## [EXERCISE DIRECTIONS]
From the entries that follow, list every line in which the string "Convert" appears.

## [EXTRACTED RECORDS]
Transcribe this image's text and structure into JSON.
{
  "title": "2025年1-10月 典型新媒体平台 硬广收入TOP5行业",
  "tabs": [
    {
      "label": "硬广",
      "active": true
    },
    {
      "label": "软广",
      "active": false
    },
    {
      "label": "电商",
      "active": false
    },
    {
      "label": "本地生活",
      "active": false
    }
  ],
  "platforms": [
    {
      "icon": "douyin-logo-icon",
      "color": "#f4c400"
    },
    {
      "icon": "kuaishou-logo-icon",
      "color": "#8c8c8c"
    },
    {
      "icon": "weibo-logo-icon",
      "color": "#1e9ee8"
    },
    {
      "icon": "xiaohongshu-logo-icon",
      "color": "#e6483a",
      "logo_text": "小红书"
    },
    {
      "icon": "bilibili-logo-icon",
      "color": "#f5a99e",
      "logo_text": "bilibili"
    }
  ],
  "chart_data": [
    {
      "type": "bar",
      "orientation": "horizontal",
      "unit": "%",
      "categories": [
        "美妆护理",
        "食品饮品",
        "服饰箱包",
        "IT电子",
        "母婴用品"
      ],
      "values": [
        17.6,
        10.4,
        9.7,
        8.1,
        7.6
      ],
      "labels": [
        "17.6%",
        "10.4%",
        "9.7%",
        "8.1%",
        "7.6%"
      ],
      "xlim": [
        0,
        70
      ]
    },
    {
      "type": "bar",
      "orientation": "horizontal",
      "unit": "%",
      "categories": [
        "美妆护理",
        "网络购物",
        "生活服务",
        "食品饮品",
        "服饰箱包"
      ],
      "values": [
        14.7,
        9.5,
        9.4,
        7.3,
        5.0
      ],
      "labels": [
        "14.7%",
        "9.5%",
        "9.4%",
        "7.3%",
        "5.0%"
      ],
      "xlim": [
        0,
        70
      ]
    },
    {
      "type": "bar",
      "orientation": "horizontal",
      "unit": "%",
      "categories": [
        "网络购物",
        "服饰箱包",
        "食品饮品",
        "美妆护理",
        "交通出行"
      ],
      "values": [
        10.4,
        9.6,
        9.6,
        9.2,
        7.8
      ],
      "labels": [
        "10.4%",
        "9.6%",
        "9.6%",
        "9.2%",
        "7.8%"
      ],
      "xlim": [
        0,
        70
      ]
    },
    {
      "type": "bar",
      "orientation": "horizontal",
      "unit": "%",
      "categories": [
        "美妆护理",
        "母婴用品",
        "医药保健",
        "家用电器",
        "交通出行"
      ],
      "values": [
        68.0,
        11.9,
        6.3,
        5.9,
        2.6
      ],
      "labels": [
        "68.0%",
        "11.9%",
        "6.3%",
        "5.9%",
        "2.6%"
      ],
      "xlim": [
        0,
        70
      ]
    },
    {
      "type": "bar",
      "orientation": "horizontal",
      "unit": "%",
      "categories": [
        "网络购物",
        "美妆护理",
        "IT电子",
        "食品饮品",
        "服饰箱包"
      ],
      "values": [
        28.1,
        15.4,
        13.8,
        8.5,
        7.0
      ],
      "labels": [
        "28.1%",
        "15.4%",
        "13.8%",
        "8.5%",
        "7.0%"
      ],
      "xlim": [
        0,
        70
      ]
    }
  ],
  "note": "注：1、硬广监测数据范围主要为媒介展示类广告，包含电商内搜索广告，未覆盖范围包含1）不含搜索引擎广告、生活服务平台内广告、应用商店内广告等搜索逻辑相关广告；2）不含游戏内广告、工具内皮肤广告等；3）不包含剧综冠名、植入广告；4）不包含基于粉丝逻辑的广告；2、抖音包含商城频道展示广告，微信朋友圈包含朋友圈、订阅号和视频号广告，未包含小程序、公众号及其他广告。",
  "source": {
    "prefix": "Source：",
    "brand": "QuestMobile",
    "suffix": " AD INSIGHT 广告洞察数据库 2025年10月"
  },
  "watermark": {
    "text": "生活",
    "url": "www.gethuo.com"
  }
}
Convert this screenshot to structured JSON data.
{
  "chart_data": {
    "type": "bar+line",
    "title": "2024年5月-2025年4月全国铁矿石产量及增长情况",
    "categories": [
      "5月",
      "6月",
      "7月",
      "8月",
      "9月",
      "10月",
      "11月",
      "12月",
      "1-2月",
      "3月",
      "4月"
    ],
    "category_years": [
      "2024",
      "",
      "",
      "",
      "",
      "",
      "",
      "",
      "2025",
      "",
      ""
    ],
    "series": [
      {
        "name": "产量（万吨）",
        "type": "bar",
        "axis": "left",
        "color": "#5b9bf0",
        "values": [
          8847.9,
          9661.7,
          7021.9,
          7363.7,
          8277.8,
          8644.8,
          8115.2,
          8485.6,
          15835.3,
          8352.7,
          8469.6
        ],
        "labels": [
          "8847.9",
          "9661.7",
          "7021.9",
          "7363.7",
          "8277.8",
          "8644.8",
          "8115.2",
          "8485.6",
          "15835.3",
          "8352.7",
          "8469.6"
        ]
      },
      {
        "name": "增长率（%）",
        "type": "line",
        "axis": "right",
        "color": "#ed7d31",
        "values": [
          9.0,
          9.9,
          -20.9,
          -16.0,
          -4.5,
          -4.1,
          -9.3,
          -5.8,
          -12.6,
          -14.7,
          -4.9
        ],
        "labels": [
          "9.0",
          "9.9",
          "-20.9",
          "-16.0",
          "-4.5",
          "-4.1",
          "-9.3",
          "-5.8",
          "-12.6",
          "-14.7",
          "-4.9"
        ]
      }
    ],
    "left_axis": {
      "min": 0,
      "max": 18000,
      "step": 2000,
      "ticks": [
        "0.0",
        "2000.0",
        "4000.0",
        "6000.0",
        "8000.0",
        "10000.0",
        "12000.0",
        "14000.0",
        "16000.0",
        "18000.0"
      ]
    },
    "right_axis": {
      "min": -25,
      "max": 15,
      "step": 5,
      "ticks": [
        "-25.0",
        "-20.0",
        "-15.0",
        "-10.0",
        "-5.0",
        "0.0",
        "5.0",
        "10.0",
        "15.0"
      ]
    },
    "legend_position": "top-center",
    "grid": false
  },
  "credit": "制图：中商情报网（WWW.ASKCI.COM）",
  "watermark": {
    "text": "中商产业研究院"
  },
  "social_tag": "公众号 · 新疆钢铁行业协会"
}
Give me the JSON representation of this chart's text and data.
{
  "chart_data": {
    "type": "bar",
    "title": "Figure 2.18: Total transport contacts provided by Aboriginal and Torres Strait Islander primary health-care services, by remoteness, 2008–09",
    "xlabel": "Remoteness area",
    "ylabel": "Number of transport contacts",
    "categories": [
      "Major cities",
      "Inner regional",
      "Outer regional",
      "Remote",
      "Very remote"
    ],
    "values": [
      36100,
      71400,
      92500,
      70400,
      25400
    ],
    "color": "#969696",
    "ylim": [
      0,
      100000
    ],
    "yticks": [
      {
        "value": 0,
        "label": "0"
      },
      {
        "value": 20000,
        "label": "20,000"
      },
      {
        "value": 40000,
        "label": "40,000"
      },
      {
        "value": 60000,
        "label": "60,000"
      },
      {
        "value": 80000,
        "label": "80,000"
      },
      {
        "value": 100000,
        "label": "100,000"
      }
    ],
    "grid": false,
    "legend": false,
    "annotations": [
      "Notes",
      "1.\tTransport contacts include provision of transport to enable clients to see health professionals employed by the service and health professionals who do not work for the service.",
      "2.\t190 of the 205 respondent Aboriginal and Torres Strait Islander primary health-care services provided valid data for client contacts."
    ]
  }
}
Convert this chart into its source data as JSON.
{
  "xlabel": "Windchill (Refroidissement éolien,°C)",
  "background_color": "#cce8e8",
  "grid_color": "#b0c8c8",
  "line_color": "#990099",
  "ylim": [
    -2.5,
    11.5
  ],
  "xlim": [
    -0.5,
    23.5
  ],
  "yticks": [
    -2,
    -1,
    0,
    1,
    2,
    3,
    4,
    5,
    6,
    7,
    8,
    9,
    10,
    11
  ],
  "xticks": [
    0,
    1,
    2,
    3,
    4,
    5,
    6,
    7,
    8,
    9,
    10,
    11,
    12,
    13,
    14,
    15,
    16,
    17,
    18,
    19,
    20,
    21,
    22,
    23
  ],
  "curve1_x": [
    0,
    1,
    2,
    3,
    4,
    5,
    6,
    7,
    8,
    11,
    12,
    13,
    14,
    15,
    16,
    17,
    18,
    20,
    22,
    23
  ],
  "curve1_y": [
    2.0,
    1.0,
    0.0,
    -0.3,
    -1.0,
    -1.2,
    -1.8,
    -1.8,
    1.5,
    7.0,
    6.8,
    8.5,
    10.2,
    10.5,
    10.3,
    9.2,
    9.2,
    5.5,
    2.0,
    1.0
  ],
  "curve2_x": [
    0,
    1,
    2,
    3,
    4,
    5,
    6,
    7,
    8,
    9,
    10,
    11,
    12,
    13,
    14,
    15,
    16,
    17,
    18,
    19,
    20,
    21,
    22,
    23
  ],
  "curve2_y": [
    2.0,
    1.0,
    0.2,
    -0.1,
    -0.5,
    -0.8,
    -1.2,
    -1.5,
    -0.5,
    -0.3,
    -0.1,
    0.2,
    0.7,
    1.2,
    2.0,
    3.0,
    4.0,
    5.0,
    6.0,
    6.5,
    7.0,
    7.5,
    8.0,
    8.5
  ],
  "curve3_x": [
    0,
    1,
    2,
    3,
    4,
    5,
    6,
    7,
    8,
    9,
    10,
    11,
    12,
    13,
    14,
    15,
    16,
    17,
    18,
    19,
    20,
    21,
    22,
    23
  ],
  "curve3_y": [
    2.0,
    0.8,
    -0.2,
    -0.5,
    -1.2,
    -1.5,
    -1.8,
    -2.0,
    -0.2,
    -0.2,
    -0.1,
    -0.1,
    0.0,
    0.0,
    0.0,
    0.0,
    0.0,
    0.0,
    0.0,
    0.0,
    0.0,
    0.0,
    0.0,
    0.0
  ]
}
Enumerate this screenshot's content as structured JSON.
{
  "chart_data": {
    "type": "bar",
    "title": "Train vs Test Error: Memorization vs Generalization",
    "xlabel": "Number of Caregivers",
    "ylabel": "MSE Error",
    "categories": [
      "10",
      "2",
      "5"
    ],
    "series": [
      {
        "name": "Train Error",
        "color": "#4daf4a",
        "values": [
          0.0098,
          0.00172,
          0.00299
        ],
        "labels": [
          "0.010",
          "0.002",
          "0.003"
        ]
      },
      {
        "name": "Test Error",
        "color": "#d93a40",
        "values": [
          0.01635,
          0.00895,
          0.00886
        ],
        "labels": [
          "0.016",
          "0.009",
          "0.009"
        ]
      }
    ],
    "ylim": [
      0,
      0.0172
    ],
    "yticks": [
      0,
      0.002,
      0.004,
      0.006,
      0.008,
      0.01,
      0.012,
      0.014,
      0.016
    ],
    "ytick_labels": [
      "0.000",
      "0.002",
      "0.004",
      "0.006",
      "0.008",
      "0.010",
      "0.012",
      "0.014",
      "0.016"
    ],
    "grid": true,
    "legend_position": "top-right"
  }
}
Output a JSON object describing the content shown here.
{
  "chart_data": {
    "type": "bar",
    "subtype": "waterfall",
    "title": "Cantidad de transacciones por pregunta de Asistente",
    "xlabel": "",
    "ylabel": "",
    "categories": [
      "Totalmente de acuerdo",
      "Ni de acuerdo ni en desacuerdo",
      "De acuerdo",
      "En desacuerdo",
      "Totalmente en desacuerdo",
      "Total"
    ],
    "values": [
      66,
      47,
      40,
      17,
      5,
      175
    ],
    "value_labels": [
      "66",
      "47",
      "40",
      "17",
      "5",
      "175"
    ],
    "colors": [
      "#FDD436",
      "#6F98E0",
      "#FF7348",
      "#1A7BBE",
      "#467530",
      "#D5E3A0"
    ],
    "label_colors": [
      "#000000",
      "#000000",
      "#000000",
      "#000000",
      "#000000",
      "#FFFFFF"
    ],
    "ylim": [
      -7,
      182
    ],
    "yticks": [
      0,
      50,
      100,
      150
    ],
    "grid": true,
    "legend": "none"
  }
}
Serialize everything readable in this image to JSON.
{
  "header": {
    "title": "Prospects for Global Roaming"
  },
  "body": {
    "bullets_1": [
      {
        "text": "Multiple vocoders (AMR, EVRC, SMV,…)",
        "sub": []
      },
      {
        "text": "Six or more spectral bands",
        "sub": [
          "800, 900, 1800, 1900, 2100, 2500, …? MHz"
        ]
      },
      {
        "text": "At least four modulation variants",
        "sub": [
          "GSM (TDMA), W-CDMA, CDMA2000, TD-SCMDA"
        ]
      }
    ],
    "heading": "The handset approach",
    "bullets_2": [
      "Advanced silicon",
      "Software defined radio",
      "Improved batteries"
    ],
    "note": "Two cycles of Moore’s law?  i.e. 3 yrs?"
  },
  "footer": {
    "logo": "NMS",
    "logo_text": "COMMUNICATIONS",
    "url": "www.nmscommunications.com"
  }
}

## [COMPLETE OUTPUT]
Convert this screenshot to structured JSON data.
Convert this chart into its source data as JSON.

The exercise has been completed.